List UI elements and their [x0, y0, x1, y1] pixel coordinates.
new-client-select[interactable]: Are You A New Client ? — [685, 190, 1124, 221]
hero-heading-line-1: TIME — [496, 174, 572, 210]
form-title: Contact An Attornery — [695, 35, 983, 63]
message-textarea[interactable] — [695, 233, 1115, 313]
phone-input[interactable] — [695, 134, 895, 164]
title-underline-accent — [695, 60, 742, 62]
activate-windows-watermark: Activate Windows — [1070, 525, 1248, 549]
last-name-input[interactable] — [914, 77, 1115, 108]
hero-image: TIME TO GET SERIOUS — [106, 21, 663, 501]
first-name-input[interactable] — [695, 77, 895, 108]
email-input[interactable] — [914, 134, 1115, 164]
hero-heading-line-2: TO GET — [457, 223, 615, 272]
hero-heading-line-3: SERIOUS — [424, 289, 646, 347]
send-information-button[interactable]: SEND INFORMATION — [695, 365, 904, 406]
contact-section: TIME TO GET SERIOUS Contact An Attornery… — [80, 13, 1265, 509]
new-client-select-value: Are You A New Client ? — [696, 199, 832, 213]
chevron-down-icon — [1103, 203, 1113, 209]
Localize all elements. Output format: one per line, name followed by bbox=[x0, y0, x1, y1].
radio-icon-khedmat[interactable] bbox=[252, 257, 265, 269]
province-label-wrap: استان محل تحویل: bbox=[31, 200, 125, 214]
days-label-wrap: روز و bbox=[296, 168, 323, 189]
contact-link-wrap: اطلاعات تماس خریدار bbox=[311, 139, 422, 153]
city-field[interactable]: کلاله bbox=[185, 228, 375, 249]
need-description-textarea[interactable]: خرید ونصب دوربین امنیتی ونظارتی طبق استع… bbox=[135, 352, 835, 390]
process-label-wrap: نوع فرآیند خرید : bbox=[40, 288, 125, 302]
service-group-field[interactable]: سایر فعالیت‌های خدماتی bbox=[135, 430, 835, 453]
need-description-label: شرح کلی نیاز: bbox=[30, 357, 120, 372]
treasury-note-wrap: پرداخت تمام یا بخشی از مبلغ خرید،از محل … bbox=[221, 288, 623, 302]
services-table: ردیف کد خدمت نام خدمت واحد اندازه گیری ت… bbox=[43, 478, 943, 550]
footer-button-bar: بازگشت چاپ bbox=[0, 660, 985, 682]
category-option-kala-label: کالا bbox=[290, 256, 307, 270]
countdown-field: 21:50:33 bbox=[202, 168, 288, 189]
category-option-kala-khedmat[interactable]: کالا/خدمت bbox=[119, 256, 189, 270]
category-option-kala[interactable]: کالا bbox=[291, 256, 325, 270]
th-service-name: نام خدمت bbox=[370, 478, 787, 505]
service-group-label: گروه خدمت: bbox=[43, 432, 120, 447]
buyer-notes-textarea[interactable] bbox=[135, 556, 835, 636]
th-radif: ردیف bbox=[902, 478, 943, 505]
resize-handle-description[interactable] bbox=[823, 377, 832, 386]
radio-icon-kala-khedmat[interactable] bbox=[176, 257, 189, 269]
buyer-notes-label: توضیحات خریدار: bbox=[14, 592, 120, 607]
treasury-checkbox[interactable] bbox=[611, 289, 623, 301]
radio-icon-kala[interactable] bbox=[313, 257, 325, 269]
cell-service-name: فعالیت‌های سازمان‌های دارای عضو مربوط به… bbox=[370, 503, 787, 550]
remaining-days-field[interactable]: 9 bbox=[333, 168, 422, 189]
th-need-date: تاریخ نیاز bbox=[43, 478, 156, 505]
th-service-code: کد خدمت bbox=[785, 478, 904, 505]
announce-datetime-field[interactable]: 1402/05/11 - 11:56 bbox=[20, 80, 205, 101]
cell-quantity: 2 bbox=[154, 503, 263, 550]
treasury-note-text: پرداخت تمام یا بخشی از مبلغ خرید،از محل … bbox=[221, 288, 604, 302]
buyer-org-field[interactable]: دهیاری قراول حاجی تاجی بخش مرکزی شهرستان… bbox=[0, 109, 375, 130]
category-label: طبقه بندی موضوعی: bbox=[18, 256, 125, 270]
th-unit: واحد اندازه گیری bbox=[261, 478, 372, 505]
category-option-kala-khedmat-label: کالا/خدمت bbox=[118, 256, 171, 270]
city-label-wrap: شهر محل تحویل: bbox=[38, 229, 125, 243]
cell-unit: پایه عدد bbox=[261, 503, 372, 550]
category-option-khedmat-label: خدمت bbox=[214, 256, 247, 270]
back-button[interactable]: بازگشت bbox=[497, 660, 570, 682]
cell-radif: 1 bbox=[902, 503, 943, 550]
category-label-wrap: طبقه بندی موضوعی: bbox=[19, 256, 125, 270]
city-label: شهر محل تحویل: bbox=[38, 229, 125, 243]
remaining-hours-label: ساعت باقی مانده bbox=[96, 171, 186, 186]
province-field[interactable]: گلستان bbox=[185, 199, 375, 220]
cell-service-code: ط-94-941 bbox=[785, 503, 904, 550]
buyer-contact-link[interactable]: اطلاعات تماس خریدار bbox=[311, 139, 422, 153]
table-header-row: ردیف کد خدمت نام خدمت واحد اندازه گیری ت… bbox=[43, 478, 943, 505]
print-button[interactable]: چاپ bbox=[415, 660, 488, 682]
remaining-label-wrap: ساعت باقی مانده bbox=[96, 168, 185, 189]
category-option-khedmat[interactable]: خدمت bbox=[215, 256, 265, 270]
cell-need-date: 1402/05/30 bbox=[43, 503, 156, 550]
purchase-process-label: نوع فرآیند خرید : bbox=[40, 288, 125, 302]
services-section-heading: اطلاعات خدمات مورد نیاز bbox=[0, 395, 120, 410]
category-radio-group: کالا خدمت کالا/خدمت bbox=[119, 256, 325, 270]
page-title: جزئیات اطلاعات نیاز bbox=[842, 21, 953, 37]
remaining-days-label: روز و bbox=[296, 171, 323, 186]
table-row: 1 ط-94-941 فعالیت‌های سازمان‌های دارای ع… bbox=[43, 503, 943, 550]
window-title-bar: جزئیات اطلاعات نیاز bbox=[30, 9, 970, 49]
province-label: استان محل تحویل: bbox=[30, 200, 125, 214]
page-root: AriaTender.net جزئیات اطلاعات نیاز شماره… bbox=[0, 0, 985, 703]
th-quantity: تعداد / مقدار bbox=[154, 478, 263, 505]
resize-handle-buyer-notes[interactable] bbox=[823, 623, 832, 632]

====

● Task description: Update every one of the items above so that "interactable" becomes "clickable" wherever it appears, leaving everything else unchanged.

● Completed exercise:
List UI elements and their [x0, y0, x1, y1] pixel coordinates.
new-client-select[clickable]: Are You A New Client ? — [685, 190, 1124, 221]
hero-heading-line-1: TIME — [496, 174, 572, 210]
form-title: Contact An Attornery — [695, 35, 983, 63]
message-textarea[clickable] — [695, 233, 1115, 313]
phone-input[clickable] — [695, 134, 895, 164]
title-underline-accent — [695, 60, 742, 62]
activate-windows-watermark: Activate Windows — [1070, 525, 1248, 549]
last-name-input[clickable] — [914, 77, 1115, 108]
hero-image: TIME TO GET SERIOUS — [106, 21, 663, 501]
first-name-input[clickable] — [695, 77, 895, 108]
email-input[clickable] — [914, 134, 1115, 164]
hero-heading-line-2: TO GET — [457, 223, 615, 272]
hero-heading-line-3: SERIOUS — [424, 289, 646, 347]
send-information-button[clickable]: SEND INFORMATION — [695, 365, 904, 406]
contact-section: TIME TO GET SERIOUS Contact An Attornery… — [80, 13, 1265, 509]
new-client-select-value: Are You A New Client ? — [696, 199, 832, 213]
chevron-down-icon — [1103, 203, 1113, 209]
Localize all elements. Output format: one per line, name followed by bbox=[x0, y0, x1, y1].
radio-icon-khedmat[clickable] bbox=[252, 257, 265, 269]
province-label-wrap: استان محل تحویل: bbox=[31, 200, 125, 214]
days-label-wrap: روز و bbox=[296, 168, 323, 189]
contact-link-wrap: اطلاعات تماس خریدار bbox=[311, 139, 422, 153]
city-field[clickable]: کلاله bbox=[185, 228, 375, 249]
need-description-textarea[clickable]: خرید ونصب دوربین امنیتی ونظارتی طبق استع… bbox=[135, 352, 835, 390]
process-label-wrap: نوع فرآیند خرید : bbox=[40, 288, 125, 302]
service-group-field[clickable]: سایر فعالیت‌های خدماتی bbox=[135, 430, 835, 453]
need-description-label: شرح کلی نیاز: bbox=[30, 357, 120, 372]
treasury-note-wrap: پرداخت تمام یا بخشی از مبلغ خرید،از محل … bbox=[221, 288, 623, 302]
services-table: ردیف کد خدمت نام خدمت واحد اندازه گیری ت… bbox=[43, 478, 943, 550]
footer-button-bar: بازگشت چاپ bbox=[0, 660, 985, 682]
category-option-kala-label: کالا bbox=[290, 256, 307, 270]
countdown-field: 21:50:33 bbox=[202, 168, 288, 189]
category-option-kala-khedmat[clickable]: کالا/خدمت bbox=[119, 256, 189, 270]
category-option-kala[clickable]: کالا bbox=[291, 256, 325, 270]
th-service-name: نام خدمت bbox=[370, 478, 787, 505]
service-group-label: گروه خدمت: bbox=[43, 432, 120, 447]
buyer-notes-textarea[clickable] bbox=[135, 556, 835, 636]
th-radif: ردیف bbox=[902, 478, 943, 505]
resize-handle-description[clickable] bbox=[823, 377, 832, 386]
radio-icon-kala-khedmat[clickable] bbox=[176, 257, 189, 269]
buyer-notes-label: توضیحات خریدار: bbox=[14, 592, 120, 607]
treasury-checkbox[clickable] bbox=[611, 289, 623, 301]
radio-icon-kala[clickable] bbox=[313, 257, 325, 269]
cell-service-name: فعالیت‌های سازمان‌های دارای عضو مربوط به… bbox=[370, 503, 787, 550]
remaining-days-field[clickable]: 9 bbox=[333, 168, 422, 189]
th-need-date: تاریخ نیاز bbox=[43, 478, 156, 505]
th-service-code: کد خدمت bbox=[785, 478, 904, 505]
announce-datetime-field[clickable]: 1402/05/11 - 11:56 bbox=[20, 80, 205, 101]
cell-quantity: 2 bbox=[154, 503, 263, 550]
treasury-note-text: پرداخت تمام یا بخشی از مبلغ خرید،از محل … bbox=[221, 288, 604, 302]
buyer-org-field[clickable]: دهیاری قراول حاجی تاجی بخش مرکزی شهرستان… bbox=[0, 109, 375, 130]
category-label: طبقه بندی موضوعی: bbox=[18, 256, 125, 270]
th-unit: واحد اندازه گیری bbox=[261, 478, 372, 505]
category-option-kala-khedmat-label: کالا/خدمت bbox=[118, 256, 171, 270]
city-label-wrap: شهر محل تحویل: bbox=[38, 229, 125, 243]
cell-unit: پایه عدد bbox=[261, 503, 372, 550]
category-option-khedmat-label: خدمت bbox=[214, 256, 247, 270]
back-button[clickable]: بازگشت bbox=[497, 660, 570, 682]
cell-radif: 1 bbox=[902, 503, 943, 550]
category-label-wrap: طبقه بندی موضوعی: bbox=[19, 256, 125, 270]
city-label: شهر محل تحویل: bbox=[38, 229, 125, 243]
remaining-hours-label: ساعت باقی مانده bbox=[96, 171, 186, 186]
province-field[clickable]: گلستان bbox=[185, 199, 375, 220]
cell-service-code: ط-94-941 bbox=[785, 503, 904, 550]
buyer-contact-link[clickable]: اطلاعات تماس خریدار bbox=[311, 139, 422, 153]
table-header-row: ردیف کد خدمت نام خدمت واحد اندازه گیری ت… bbox=[43, 478, 943, 505]
print-button[clickable]: چاپ bbox=[415, 660, 488, 682]
remaining-label-wrap: ساعت باقی مانده bbox=[96, 168, 185, 189]
category-option-khedmat[clickable]: خدمت bbox=[215, 256, 265, 270]
cell-need-date: 1402/05/30 bbox=[43, 503, 156, 550]
purchase-process-label: نوع فرآیند خرید : bbox=[40, 288, 125, 302]
services-section-heading: اطلاعات خدمات مورد نیاز bbox=[0, 395, 120, 410]
category-radio-group: کالا خدمت کالا/خدمت bbox=[119, 256, 325, 270]
page-title: جزئیات اطلاعات نیاز bbox=[842, 21, 953, 37]
remaining-days-label: روز و bbox=[296, 171, 323, 186]
table-row: 1 ط-94-941 فعالیت‌های سازمان‌های دارای ع… bbox=[43, 503, 943, 550]
window-title-bar: جزئیات اطلاعات نیاز bbox=[30, 9, 970, 49]
province-label: استان محل تحویل: bbox=[30, 200, 125, 214]
page-root: AriaTender.net جزئیات اطلاعات نیاز شماره… bbox=[0, 0, 985, 703]
th-quantity: تعداد / مقدار bbox=[154, 478, 263, 505]
resize-handle-buyer-notes[clickable] bbox=[823, 623, 832, 632]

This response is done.